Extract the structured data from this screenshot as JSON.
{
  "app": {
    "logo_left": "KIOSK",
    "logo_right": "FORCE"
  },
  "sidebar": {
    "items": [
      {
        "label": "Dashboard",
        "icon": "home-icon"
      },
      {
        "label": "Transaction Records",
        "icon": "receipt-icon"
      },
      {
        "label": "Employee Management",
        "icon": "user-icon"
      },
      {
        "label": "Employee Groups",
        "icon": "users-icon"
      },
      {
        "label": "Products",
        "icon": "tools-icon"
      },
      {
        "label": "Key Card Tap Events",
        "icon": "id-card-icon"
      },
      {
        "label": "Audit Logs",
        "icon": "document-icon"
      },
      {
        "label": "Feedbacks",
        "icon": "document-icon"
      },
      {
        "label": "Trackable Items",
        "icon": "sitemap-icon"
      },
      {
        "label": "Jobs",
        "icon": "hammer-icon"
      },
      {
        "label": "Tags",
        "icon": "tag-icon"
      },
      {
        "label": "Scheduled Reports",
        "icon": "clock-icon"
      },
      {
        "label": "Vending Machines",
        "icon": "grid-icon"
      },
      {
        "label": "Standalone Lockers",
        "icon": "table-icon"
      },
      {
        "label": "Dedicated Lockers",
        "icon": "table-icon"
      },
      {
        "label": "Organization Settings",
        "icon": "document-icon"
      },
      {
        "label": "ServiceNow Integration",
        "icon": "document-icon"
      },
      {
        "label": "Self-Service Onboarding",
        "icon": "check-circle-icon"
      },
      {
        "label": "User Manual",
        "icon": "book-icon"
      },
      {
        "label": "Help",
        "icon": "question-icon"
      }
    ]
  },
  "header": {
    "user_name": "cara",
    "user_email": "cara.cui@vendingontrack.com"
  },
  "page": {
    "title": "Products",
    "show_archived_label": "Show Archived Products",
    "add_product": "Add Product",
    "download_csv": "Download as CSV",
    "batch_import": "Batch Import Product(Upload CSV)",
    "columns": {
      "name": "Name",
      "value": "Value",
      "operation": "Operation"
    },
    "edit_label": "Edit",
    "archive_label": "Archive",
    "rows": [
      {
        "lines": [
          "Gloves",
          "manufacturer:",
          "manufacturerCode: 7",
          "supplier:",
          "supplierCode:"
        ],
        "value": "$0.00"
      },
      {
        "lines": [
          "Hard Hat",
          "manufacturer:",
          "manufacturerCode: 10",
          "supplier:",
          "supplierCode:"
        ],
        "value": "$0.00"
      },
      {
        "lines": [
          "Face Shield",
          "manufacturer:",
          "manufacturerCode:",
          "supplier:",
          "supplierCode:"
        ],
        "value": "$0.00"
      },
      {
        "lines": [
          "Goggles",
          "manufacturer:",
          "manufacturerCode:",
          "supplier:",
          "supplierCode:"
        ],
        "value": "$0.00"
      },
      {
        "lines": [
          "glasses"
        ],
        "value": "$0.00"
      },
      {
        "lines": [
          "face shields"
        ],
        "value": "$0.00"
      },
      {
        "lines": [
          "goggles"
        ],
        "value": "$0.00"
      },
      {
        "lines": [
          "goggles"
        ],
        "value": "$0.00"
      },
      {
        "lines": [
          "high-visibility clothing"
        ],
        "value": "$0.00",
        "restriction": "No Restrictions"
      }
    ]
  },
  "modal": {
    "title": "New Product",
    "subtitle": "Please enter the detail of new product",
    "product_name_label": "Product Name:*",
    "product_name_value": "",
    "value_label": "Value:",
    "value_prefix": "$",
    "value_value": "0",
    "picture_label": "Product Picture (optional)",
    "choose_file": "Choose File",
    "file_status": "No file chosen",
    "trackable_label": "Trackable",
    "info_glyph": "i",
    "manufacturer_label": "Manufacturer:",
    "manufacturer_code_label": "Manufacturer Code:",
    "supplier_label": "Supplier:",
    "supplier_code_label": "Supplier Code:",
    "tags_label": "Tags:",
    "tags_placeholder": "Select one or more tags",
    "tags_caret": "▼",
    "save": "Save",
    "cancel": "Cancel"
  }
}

TASK
Using the entries above, find all lines with "Products". Copy them.

REPLY TO THE TASK
        "label": "Products",
    "title": "Products",
    "show_archived_label": "Show Archived Products",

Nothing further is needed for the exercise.